Dataset entries

····················

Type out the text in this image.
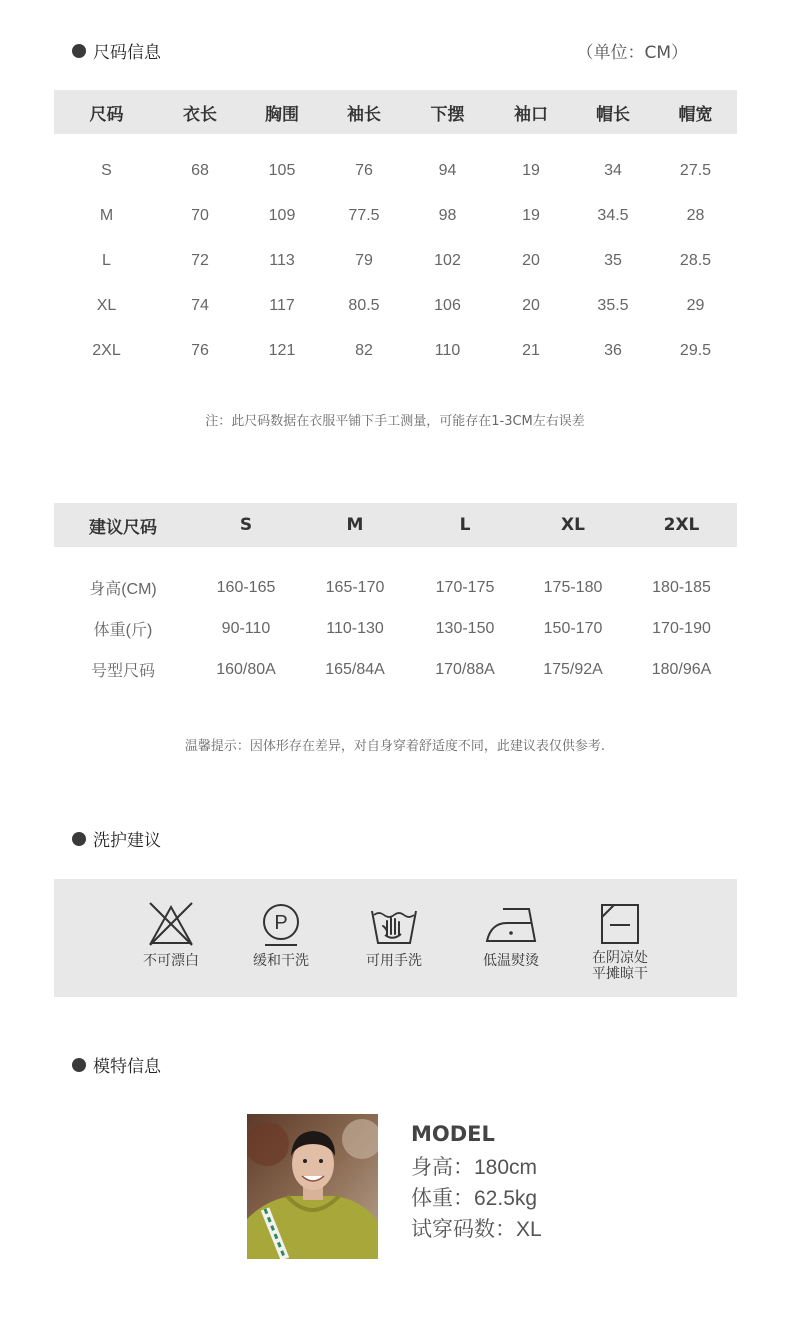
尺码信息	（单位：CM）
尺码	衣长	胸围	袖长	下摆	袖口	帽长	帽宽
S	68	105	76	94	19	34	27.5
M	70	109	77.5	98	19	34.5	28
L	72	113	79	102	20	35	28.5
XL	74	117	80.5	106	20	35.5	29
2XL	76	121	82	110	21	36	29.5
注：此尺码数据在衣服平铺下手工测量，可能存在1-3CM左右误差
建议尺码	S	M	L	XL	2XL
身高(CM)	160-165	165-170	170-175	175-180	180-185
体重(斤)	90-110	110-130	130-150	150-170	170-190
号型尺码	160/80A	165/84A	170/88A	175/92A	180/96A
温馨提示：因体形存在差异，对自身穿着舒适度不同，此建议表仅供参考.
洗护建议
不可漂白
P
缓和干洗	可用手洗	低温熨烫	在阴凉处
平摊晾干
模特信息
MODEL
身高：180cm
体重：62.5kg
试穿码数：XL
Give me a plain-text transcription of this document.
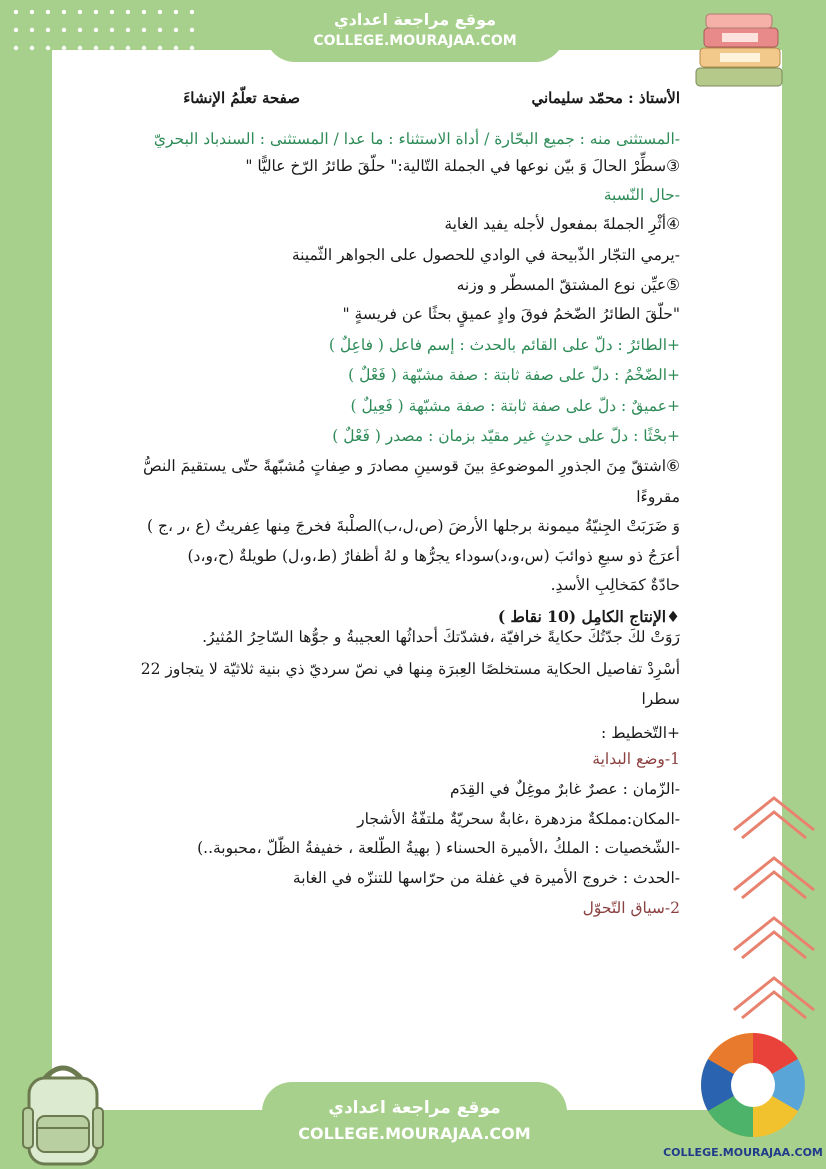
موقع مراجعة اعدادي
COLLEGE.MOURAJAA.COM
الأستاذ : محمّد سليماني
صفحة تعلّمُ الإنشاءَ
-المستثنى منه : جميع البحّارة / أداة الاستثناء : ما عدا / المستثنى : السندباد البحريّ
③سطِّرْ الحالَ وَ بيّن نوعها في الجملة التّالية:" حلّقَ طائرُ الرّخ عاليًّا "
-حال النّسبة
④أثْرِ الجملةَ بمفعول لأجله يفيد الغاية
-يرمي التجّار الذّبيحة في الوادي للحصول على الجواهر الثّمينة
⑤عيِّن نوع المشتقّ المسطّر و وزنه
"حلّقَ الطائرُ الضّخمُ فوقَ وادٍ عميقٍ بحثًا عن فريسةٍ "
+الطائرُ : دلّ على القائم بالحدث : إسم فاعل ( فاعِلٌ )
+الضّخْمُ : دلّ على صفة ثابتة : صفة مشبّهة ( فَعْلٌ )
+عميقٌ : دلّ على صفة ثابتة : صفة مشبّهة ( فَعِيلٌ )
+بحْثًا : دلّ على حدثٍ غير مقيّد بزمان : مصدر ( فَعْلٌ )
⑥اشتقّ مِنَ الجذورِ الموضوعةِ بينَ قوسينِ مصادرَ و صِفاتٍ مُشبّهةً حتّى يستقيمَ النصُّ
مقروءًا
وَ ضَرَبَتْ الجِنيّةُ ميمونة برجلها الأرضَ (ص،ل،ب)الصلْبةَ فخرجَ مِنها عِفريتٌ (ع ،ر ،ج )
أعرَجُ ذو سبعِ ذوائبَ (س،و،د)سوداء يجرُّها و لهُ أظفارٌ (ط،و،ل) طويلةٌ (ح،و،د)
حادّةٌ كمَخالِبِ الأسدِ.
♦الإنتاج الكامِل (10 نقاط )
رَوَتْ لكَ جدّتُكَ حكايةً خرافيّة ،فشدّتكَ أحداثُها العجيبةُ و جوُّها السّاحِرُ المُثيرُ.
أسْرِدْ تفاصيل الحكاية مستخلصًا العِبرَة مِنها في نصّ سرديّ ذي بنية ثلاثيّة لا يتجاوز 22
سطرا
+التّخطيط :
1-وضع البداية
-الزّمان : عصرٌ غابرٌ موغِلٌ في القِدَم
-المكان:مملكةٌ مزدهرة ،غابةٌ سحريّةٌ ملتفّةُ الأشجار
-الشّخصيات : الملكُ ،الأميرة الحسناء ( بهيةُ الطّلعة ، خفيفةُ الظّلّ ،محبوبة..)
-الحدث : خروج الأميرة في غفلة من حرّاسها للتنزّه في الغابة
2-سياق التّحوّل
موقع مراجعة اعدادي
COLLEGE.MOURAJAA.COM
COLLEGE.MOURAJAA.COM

····················

▶ Required task:
Every record above should come back exactly, but without its pictures.

▶ The completed task:
Type out the text in this image.
尺码信息	（单位：CM）
尺码	衣长	胸围	袖长	下摆	袖口	帽长	帽宽
S	68	105	76	94	19	34	27.5
M	70	109	77.5	98	19	34.5	28
L	72	113	79	102	20	35	28.5
XL	74	117	80.5	106	20	35.5	29
2XL	76	121	82	110	21	36	29.5
注：此尺码数据在衣服平铺下手工测量，可能存在1-3CM左右误差
建议尺码	S	M	L	XL	2XL
身高(CM)	160-165	165-170	170-175	175-180	180-185
体重(斤)	90-110	110-130	130-150	150-170	170-190
号型尺码	160/80A	165/84A	170/88A	175/92A	180/96A
温馨提示：因体形存在差异，对自身穿着舒适度不同，此建议表仅供参考.
洗护建议
不可漂白
P
缓和干洗	可用手洗	低温熨烫	在阴凉处
平摊晾干
模特信息
MODEL
身高：180cm
体重：62.5kg
试穿码数：XL
Give me a plain-text transcription of this document.
موقع مراجعة اعدادي
COLLEGE.MOURAJAA.COM
الأستاذ : محمّد سليماني
صفحة تعلّمُ الإنشاءَ
-المستثنى منه : جميع البحّارة / أداة الاستثناء : ما عدا / المستثنى : السندباد البحريّ
③سطِّرْ الحالَ وَ بيّن نوعها في الجملة التّالية:" حلّقَ طائرُ الرّخ عاليًّا "
-حال النّسبة
④أثْرِ الجملةَ بمفعول لأجله يفيد الغاية
-يرمي التجّار الذّبيحة في الوادي للحصول على الجواهر الثّمينة
⑤عيِّن نوع المشتقّ المسطّر و وزنه
"حلّقَ الطائرُ الضّخمُ فوقَ وادٍ عميقٍ بحثًا عن فريسةٍ "
+الطائرُ : دلّ على القائم بالحدث : إسم فاعل ( فاعِلٌ )
+الضّخْمُ : دلّ على صفة ثابتة : صفة مشبّهة ( فَعْلٌ )
+عميقٌ : دلّ على صفة ثابتة : صفة مشبّهة ( فَعِيلٌ )
+بحْثًا : دلّ على حدثٍ غير مقيّد بزمان : مصدر ( فَعْلٌ )
⑥اشتقّ مِنَ الجذورِ الموضوعةِ بينَ قوسينِ مصادرَ و صِفاتٍ مُشبّهةً حتّى يستقيمَ النصُّ
مقروءًا
وَ ضَرَبَتْ الجِنيّةُ ميمونة برجلها الأرضَ (ص،ل،ب)الصلْبةَ فخرجَ مِنها عِفريتٌ (ع ،ر ،ج )
أعرَجُ ذو سبعِ ذوائبَ (س،و،د)سوداء يجرُّها و لهُ أظفارٌ (ط،و،ل) طويلةٌ (ح،و،د)
حادّةٌ كمَخالِبِ الأسدِ.
♦الإنتاج الكامِل (10 نقاط )
رَوَتْ لكَ جدّتُكَ حكايةً خرافيّة ،فشدّتكَ أحداثُها العجيبةُ و جوُّها السّاحِرُ المُثيرُ.
أسْرِدْ تفاصيل الحكاية مستخلصًا العِبرَة مِنها في نصّ سرديّ ذي بنية ثلاثيّة لا يتجاوز 22
سطرا
+التّخطيط :
1-وضع البداية
-الزّمان : عصرٌ غابرٌ موغِلٌ في القِدَم
-المكان:مملكةٌ مزدهرة ،غابةٌ سحريّةٌ ملتفّةُ الأشجار
-الشّخصيات : الملكُ ،الأميرة الحسناء ( بهيةُ الطّلعة ، خفيفةُ الظّلّ ،محبوبة..)
-الحدث : خروج الأميرة في غفلة من حرّاسها للتنزّه في الغابة
2-سياق التّحوّل
موقع مراجعة اعدادي
COLLEGE.MOURAJAA.COM
COLLEGE.MOURAJAA.COM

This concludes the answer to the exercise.